→ WHAT IS REQUIRED: Show each line that has the string "maybe" in it.

▽

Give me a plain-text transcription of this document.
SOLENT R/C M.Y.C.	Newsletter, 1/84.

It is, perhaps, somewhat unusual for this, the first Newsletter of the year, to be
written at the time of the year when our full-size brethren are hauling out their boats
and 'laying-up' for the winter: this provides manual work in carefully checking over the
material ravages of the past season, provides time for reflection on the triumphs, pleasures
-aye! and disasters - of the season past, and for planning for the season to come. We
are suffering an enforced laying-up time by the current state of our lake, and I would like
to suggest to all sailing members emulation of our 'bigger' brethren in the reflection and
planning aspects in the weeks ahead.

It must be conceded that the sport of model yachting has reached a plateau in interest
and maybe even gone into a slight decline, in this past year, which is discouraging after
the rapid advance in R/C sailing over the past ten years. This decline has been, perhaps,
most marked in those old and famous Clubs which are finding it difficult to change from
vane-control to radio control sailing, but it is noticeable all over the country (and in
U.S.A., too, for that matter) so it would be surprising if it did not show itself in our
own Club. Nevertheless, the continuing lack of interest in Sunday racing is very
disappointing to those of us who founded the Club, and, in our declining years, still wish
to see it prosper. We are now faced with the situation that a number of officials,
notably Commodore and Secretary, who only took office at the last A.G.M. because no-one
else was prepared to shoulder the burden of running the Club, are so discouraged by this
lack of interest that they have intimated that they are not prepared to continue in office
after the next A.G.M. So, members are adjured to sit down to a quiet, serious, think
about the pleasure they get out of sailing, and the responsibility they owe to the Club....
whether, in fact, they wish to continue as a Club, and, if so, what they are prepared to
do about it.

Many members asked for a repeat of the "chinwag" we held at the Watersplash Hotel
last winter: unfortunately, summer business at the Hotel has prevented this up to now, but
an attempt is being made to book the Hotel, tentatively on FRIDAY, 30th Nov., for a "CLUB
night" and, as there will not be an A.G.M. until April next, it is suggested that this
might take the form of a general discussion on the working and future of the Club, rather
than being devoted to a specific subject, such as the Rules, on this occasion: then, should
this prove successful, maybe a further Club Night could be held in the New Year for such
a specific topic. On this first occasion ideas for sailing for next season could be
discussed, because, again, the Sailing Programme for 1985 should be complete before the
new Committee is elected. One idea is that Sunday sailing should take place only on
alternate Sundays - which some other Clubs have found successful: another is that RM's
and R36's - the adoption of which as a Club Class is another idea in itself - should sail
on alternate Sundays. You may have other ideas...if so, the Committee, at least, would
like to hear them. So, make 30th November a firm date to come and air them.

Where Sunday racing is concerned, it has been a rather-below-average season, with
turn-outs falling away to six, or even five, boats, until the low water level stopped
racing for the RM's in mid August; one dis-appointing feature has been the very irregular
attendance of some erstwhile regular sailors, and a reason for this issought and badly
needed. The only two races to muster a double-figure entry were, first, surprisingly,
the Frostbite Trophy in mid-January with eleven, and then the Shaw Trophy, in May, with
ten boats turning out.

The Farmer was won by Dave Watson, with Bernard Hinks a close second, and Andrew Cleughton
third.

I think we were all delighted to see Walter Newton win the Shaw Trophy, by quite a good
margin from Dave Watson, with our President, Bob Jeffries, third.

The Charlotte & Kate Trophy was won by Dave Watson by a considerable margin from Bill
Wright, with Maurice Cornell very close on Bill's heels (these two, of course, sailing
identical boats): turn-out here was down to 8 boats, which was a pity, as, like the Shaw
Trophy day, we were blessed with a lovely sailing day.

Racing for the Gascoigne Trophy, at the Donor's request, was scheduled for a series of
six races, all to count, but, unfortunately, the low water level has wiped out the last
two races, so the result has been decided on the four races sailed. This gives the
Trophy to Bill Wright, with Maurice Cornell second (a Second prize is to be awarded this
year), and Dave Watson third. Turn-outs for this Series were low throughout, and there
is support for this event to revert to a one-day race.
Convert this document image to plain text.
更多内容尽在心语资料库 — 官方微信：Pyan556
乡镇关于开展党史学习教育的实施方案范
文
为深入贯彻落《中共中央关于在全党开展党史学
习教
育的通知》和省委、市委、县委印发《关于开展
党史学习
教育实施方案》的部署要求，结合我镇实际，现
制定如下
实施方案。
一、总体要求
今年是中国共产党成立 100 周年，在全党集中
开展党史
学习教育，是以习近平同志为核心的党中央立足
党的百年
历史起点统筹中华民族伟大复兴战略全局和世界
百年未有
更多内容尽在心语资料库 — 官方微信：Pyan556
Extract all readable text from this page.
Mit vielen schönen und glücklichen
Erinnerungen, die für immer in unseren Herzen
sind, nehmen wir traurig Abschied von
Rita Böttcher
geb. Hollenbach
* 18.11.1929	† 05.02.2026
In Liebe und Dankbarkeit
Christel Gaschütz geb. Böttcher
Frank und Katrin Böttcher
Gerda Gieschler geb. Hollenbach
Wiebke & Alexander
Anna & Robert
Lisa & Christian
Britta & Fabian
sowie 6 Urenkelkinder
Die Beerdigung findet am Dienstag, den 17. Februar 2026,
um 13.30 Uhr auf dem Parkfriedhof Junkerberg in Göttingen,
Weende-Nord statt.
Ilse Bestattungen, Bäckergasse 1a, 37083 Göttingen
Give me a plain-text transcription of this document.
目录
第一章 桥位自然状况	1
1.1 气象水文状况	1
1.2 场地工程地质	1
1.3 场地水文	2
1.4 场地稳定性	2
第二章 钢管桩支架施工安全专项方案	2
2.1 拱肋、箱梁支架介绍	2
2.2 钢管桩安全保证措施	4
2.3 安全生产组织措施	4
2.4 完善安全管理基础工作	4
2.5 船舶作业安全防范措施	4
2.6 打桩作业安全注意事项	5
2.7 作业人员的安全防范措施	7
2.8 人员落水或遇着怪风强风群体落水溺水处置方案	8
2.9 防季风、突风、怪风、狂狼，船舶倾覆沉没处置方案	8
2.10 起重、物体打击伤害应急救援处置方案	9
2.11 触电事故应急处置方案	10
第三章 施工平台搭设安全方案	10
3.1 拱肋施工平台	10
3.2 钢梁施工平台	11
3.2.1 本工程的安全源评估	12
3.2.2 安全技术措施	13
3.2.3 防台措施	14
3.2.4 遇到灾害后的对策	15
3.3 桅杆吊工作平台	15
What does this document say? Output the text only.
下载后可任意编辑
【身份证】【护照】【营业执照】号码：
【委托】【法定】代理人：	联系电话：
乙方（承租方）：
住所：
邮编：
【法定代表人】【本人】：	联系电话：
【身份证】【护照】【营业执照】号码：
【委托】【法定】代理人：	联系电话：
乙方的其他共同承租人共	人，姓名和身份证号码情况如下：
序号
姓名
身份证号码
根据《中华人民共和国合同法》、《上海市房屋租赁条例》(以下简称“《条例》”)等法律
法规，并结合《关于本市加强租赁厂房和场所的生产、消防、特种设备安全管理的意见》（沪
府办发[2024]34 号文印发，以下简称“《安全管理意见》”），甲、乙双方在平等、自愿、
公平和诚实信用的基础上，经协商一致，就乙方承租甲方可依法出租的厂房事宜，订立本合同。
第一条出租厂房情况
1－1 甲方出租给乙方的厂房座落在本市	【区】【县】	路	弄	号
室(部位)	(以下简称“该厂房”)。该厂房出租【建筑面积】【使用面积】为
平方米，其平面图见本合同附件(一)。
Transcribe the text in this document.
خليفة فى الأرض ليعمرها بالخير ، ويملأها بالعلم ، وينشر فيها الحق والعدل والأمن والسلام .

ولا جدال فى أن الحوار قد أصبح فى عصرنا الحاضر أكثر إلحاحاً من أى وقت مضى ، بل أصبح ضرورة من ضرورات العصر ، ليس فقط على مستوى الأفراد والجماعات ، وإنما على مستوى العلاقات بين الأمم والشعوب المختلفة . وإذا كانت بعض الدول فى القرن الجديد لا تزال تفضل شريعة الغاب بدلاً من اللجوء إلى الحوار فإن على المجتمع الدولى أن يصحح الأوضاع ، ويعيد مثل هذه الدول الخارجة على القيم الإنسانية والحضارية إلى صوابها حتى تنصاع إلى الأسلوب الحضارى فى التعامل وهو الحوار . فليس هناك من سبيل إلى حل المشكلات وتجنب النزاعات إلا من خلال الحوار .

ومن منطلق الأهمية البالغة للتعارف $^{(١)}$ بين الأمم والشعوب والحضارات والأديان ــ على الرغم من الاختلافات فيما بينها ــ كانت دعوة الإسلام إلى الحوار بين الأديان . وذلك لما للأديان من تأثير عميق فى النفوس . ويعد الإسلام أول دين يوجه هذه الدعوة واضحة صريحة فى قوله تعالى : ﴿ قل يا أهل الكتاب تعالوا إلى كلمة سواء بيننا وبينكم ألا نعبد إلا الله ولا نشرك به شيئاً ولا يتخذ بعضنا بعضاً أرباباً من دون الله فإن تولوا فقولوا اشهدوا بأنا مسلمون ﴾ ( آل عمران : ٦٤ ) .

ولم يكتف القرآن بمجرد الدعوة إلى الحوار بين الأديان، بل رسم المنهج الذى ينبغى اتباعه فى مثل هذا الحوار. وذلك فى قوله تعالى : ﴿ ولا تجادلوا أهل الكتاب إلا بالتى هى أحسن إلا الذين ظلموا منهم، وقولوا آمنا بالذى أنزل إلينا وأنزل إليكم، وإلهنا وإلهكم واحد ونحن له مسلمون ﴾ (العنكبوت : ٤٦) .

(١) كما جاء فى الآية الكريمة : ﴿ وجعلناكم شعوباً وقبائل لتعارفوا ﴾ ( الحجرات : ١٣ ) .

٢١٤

△

→ RESPONSE TO THIS TASK:
and maybe even gone into a slight decline, in this past year, which is discouraging after
this prove successful, maybe a further Club Night could be held in the New Year for such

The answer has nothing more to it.